The problem: Present the data once more in exactly its original form.
* BEGIN *
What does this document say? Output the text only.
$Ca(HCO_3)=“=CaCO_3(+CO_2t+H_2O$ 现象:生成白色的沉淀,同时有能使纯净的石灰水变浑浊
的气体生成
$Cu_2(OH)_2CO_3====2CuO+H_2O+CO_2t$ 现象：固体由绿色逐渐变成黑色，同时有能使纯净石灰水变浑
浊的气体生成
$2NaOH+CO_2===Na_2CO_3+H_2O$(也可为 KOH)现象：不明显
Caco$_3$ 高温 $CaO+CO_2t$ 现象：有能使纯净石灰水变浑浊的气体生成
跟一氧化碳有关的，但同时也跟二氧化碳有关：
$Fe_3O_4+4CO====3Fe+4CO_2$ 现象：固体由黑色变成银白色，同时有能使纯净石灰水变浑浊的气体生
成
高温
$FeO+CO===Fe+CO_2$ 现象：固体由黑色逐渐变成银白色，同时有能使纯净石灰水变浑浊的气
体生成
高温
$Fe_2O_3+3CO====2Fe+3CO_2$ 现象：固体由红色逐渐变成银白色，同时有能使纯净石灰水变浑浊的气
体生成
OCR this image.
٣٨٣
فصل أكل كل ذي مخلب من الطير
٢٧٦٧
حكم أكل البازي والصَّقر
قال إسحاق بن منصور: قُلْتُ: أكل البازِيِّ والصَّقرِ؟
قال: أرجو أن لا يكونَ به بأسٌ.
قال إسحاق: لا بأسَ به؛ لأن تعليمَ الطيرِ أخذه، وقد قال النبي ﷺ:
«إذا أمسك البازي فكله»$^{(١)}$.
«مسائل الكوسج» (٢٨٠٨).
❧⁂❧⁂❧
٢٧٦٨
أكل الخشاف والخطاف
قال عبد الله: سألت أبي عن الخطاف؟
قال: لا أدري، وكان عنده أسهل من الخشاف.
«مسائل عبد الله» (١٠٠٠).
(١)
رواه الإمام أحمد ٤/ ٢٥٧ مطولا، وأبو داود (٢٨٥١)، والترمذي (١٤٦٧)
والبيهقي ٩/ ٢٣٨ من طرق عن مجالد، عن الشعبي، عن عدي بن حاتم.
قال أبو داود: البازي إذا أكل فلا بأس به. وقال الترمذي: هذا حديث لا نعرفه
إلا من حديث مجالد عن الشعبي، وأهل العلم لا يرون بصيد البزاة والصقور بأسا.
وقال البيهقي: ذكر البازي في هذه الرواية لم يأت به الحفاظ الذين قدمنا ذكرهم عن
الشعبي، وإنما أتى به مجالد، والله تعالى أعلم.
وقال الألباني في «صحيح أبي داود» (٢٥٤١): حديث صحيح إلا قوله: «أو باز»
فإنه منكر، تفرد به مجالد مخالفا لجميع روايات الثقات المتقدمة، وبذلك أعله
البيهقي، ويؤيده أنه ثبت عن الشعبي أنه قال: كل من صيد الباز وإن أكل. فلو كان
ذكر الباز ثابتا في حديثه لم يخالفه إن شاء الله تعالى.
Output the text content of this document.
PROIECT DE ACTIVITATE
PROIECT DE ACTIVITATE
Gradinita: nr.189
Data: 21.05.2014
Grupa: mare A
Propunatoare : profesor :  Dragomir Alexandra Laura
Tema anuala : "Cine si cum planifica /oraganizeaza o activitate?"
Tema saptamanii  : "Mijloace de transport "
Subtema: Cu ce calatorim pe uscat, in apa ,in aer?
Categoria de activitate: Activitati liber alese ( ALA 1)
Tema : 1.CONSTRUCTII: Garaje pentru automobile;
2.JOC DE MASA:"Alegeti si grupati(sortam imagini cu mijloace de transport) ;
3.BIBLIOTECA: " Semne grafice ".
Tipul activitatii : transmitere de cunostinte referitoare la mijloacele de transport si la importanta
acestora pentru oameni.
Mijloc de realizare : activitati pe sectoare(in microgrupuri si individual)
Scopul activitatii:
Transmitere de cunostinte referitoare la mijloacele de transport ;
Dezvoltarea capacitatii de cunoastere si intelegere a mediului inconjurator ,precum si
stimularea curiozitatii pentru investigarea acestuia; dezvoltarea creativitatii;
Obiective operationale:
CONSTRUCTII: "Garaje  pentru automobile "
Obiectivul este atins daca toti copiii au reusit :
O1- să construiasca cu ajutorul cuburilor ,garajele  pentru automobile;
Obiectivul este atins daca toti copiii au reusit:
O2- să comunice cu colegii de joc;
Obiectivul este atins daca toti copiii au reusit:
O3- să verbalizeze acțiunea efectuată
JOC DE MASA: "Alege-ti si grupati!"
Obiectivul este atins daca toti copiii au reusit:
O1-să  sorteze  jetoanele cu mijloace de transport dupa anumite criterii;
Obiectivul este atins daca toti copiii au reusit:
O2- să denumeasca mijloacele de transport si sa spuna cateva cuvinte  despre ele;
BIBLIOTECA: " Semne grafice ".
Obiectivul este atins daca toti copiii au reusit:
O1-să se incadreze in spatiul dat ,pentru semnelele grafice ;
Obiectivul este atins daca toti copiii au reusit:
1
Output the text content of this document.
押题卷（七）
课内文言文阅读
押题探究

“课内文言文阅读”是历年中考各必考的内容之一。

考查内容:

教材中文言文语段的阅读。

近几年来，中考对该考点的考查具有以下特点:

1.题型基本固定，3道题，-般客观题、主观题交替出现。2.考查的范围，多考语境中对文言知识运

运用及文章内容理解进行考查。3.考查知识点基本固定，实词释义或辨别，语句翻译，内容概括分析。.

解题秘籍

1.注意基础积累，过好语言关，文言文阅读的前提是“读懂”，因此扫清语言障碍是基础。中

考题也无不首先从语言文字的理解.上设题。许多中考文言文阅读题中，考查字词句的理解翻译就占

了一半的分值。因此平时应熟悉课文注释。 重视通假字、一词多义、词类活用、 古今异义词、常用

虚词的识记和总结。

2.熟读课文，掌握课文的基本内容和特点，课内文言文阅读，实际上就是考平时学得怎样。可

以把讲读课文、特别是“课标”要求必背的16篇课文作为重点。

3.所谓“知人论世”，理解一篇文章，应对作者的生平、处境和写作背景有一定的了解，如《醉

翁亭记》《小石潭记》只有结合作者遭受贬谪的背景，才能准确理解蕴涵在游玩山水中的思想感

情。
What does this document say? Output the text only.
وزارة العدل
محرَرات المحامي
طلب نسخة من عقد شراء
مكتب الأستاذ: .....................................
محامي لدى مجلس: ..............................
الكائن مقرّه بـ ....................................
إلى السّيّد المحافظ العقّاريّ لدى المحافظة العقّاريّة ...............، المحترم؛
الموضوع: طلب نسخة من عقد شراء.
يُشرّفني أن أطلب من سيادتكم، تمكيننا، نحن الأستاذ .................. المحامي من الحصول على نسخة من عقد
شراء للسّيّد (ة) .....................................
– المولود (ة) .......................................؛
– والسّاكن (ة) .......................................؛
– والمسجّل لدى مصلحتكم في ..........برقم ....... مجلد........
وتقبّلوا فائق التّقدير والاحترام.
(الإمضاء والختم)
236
* END *
The completed task:
What does this document say? Output the text only.
$Ca(HCO_3)=“=CaCO_3(+CO_2t+H_2O$ 现象:生成白色的沉淀,同时有能使纯净的石灰水变浑浊
的气体生成
$Cu_2(OH)_2CO_3====2CuO+H_2O+CO_2t$ 现象：固体由绿色逐渐变成黑色，同时有能使纯净石灰水变浑
浊的气体生成
$2NaOH+CO_2===Na_2CO_3+H_2O$(也可为 KOH)现象：不明显
Caco$_3$ 高温 $CaO+CO_2t$ 现象：有能使纯净石灰水变浑浊的气体生成
跟一氧化碳有关的，但同时也跟二氧化碳有关：
$Fe_3O_4+4CO====3Fe+4CO_2$ 现象：固体由黑色变成银白色，同时有能使纯净石灰水变浑浊的气体生
成
高温
$FeO+CO===Fe+CO_2$ 现象：固体由黑色逐渐变成银白色，同时有能使纯净石灰水变浑浊的气
体生成
高温
$Fe_2O_3+3CO====2Fe+3CO_2$ 现象：固体由红色逐渐变成银白色，同时有能使纯净石灰水变浑浊的气
体生成
OCR this image.
٣٨٣
فصل أكل كل ذي مخلب من الطير
٢٧٦٧
حكم أكل البازي والصَّقر
قال إسحاق بن منصور: قُلْتُ: أكل البازِيِّ والصَّقرِ؟
قال: أرجو أن لا يكونَ به بأسٌ.
قال إسحاق: لا بأسَ به؛ لأن تعليمَ الطيرِ أخذه، وقد قال النبي ﷺ:
«إذا أمسك البازي فكله»$^{(١)}$.
«مسائل الكوسج» (٢٨٠٨).
❧⁂❧⁂❧
٢٧٦٨
أكل الخشاف والخطاف
قال عبد الله: سألت أبي عن الخطاف؟
قال: لا أدري، وكان عنده أسهل من الخشاف.
«مسائل عبد الله» (١٠٠٠).
(١)
رواه الإمام أحمد ٤/ ٢٥٧ مطولا، وأبو داود (٢٨٥١)، والترمذي (١٤٦٧)
والبيهقي ٩/ ٢٣٨ من طرق عن مجالد، عن الشعبي، عن عدي بن حاتم.
قال أبو داود: البازي إذا أكل فلا بأس به. وقال الترمذي: هذا حديث لا نعرفه
إلا من حديث مجالد عن الشعبي، وأهل العلم لا يرون بصيد البزاة والصقور بأسا.
وقال البيهقي: ذكر البازي في هذه الرواية لم يأت به الحفاظ الذين قدمنا ذكرهم عن
الشعبي، وإنما أتى به مجالد، والله تعالى أعلم.
وقال الألباني في «صحيح أبي داود» (٢٥٤١): حديث صحيح إلا قوله: «أو باز»
فإنه منكر، تفرد به مجالد مخالفا لجميع روايات الثقات المتقدمة، وبذلك أعله
البيهقي، ويؤيده أنه ثبت عن الشعبي أنه قال: كل من صيد الباز وإن أكل. فلو كان
ذكر الباز ثابتا في حديثه لم يخالفه إن شاء الله تعالى.
Output the text content of this document.
PROIECT DE ACTIVITATE
PROIECT DE ACTIVITATE
Gradinita: nr.189
Data: 21.05.2014
Grupa: mare A
Propunatoare : profesor :  Dragomir Alexandra Laura
Tema anuala : "Cine si cum planifica /oraganizeaza o activitate?"
Tema saptamanii  : "Mijloace de transport "
Subtema: Cu ce calatorim pe uscat, in apa ,in aer?
Categoria de activitate: Activitati liber alese ( ALA 1)
Tema : 1.CONSTRUCTII: Garaje pentru automobile;
2.JOC DE MASA:"Alegeti si grupati(sortam imagini cu mijloace de transport) ;
3.BIBLIOTECA: " Semne grafice ".
Tipul activitatii : transmitere de cunostinte referitoare la mijloacele de transport si la importanta
acestora pentru oameni.
Mijloc de realizare : activitati pe sectoare(in microgrupuri si individual)
Scopul activitatii:
Transmitere de cunostinte referitoare la mijloacele de transport ;
Dezvoltarea capacitatii de cunoastere si intelegere a mediului inconjurator ,precum si
stimularea curiozitatii pentru investigarea acestuia; dezvoltarea creativitatii;
Obiective operationale:
CONSTRUCTII: "Garaje  pentru automobile "
Obiectivul este atins daca toti copiii au reusit :
O1- să construiasca cu ajutorul cuburilor ,garajele  pentru automobile;
Obiectivul este atins daca toti copiii au reusit:
O2- să comunice cu colegii de joc;
Obiectivul este atins daca toti copiii au reusit:
O3- să verbalizeze acțiunea efectuată
JOC DE MASA: "Alege-ti si grupati!"
Obiectivul este atins daca toti copiii au reusit:
O1-să  sorteze  jetoanele cu mijloace de transport dupa anumite criterii;
Obiectivul este atins daca toti copiii au reusit:
O2- să denumeasca mijloacele de transport si sa spuna cateva cuvinte  despre ele;
BIBLIOTECA: " Semne grafice ".
Obiectivul este atins daca toti copiii au reusit:
O1-să se incadreze in spatiul dat ,pentru semnelele grafice ;
Obiectivul este atins daca toti copiii au reusit:
1
Output the text content of this document.
押题卷（七）
课内文言文阅读
押题探究

“课内文言文阅读”是历年中考各必考的内容之一。

考查内容:

教材中文言文语段的阅读。

近几年来，中考对该考点的考查具有以下特点:

1.题型基本固定，3道题，-般客观题、主观题交替出现。2.考查的范围，多考语境中对文言知识运

运用及文章内容理解进行考查。3.考查知识点基本固定，实词释义或辨别，语句翻译，内容概括分析。.

解题秘籍

1.注意基础积累，过好语言关，文言文阅读的前提是“读懂”，因此扫清语言障碍是基础。中

考题也无不首先从语言文字的理解.上设题。许多中考文言文阅读题中，考查字词句的理解翻译就占

了一半的分值。因此平时应熟悉课文注释。 重视通假字、一词多义、词类活用、 古今异义词、常用

虚词的识记和总结。

2.熟读课文，掌握课文的基本内容和特点，课内文言文阅读，实际上就是考平时学得怎样。可

以把讲读课文、特别是“课标”要求必背的16篇课文作为重点。

3.所谓“知人论世”，理解一篇文章，应对作者的生平、处境和写作背景有一定的了解，如《醉

翁亭记》《小石潭记》只有结合作者遭受贬谪的背景，才能准确理解蕴涵在游玩山水中的思想感

情。
What does this document say? Output the text only.
وزارة العدل
محرَرات المحامي
طلب نسخة من عقد شراء
مكتب الأستاذ: .....................................
محامي لدى مجلس: ..............................
الكائن مقرّه بـ ....................................
إلى السّيّد المحافظ العقّاريّ لدى المحافظة العقّاريّة ...............، المحترم؛
الموضوع: طلب نسخة من عقد شراء.
يُشرّفني أن أطلب من سيادتكم، تمكيننا، نحن الأستاذ .................. المحامي من الحصول على نسخة من عقد
شراء للسّيّد (ة) .....................................
– المولود (ة) .......................................؛
– والسّاكن (ة) .......................................؛
– والمسجّل لدى مصلحتكم في ..........برقم ....... مجلد........
وتقبّلوا فائق التّقدير والاحترام.
(الإمضاء والختم)
236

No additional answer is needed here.